| WHAT NEEDS TO BE DONE |
Draw out every line with the word "SATA" from the listing below.

━━━━━ SUPPLIED RECORDS

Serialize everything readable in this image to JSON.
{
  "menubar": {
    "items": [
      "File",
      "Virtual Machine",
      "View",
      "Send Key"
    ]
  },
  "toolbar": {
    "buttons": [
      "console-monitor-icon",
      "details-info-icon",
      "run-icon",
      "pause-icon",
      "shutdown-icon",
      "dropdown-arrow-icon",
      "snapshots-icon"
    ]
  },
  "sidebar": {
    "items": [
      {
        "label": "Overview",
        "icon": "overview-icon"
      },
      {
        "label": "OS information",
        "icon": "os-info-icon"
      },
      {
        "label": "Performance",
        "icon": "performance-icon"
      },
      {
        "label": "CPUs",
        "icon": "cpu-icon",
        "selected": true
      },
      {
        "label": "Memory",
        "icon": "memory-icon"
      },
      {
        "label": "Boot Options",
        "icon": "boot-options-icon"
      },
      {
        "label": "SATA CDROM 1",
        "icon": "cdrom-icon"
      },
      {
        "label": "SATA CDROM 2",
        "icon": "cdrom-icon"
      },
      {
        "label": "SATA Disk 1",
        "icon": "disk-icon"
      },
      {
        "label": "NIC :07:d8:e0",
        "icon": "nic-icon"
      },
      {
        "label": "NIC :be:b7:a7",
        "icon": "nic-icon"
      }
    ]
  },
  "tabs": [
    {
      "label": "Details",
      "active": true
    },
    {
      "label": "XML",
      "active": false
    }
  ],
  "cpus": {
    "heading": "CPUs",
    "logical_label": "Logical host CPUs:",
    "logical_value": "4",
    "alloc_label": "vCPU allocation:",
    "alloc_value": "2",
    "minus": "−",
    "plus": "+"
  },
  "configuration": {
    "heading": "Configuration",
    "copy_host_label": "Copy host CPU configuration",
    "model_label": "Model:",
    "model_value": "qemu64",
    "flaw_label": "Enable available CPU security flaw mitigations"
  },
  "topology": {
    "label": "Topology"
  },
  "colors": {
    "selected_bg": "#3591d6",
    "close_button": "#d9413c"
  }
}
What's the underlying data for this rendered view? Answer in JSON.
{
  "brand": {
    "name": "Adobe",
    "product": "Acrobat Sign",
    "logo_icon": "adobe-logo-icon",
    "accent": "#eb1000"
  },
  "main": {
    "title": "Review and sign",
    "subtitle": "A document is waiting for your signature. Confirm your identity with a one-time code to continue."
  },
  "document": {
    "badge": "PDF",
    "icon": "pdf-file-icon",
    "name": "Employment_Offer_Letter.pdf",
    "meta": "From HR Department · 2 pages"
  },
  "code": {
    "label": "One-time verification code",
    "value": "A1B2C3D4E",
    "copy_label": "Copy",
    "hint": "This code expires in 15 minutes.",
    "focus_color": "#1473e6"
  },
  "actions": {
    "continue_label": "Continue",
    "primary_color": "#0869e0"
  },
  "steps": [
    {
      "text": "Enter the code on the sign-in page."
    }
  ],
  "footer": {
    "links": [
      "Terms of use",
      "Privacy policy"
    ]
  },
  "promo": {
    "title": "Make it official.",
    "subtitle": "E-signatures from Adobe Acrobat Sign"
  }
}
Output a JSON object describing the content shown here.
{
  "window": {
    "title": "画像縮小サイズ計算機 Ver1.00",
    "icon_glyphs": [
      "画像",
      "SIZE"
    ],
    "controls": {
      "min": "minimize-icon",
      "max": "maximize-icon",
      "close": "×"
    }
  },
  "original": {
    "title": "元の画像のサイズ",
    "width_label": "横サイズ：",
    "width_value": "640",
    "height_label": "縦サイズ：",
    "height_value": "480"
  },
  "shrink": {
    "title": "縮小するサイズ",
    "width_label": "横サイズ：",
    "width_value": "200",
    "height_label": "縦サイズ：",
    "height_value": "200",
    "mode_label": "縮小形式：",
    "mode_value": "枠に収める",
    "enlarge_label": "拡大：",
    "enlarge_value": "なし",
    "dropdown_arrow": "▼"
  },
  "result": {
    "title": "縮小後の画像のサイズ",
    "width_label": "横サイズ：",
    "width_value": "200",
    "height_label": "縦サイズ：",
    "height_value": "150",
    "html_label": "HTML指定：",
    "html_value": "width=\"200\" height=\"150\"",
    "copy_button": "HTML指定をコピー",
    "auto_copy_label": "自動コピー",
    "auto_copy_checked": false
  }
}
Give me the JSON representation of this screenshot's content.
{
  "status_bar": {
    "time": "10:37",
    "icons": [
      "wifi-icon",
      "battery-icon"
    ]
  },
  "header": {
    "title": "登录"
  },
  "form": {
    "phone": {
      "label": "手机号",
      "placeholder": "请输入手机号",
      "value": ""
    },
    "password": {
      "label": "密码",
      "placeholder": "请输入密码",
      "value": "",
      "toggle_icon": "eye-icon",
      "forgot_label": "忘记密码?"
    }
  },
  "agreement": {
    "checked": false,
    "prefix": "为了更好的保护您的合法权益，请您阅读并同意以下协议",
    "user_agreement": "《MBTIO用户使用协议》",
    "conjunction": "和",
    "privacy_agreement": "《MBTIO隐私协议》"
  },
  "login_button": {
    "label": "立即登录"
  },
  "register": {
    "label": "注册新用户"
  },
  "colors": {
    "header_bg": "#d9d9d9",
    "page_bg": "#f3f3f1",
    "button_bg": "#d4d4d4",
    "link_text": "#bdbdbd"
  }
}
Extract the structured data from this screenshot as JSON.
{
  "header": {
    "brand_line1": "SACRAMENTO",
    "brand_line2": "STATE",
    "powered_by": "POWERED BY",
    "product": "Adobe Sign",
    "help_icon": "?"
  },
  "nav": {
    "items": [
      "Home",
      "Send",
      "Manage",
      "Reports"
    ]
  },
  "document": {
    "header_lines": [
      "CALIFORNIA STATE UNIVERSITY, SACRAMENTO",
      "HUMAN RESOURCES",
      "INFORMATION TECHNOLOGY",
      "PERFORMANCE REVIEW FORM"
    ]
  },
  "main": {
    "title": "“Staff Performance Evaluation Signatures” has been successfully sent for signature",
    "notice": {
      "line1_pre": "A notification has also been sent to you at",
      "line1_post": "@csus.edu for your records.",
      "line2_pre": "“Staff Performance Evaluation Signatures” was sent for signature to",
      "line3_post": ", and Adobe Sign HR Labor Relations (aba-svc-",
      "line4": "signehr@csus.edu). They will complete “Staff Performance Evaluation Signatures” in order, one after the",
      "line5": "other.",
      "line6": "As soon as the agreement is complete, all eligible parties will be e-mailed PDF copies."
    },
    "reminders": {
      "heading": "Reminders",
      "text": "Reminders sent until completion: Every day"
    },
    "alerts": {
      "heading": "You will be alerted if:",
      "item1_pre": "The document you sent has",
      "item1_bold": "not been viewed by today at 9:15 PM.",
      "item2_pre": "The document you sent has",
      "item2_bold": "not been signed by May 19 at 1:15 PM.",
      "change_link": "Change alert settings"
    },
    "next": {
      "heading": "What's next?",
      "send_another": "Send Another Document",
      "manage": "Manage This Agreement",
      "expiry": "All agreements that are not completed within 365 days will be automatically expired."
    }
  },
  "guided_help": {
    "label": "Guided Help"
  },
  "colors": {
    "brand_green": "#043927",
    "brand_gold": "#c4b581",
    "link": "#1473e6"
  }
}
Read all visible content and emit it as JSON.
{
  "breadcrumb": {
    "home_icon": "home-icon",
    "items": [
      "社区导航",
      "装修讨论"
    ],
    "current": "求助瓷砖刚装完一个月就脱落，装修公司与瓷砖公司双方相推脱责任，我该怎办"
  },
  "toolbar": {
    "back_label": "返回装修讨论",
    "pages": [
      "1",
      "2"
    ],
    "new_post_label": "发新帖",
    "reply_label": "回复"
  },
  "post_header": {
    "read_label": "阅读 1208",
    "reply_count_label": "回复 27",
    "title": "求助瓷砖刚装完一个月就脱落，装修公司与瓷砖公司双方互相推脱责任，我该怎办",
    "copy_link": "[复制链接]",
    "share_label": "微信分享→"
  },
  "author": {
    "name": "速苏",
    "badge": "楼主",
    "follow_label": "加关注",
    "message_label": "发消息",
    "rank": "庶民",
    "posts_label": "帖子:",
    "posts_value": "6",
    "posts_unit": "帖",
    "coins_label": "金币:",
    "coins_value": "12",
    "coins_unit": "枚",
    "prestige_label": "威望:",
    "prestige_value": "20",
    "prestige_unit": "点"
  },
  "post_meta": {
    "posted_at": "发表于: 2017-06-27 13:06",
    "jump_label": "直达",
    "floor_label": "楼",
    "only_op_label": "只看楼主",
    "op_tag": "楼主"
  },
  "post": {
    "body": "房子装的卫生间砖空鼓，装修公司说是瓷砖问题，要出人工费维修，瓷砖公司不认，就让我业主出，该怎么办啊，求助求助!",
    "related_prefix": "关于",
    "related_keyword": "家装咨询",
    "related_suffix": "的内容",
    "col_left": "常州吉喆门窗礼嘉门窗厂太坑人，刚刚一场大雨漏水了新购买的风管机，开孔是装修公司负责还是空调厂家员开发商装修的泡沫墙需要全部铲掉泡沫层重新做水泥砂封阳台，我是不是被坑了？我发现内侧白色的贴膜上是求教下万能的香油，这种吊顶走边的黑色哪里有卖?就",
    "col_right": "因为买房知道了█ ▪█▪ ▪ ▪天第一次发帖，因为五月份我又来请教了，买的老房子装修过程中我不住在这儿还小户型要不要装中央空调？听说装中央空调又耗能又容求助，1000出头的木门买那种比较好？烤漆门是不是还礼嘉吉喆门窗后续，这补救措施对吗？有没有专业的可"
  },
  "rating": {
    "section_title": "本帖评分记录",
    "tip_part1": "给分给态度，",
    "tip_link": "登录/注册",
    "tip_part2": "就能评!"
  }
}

━━━━━━━━━━

| EXERCISE OUTPUT |
        "label": "SATA CDROM 1",
        "label": "SATA CDROM 2",
        "label": "SATA Disk 1",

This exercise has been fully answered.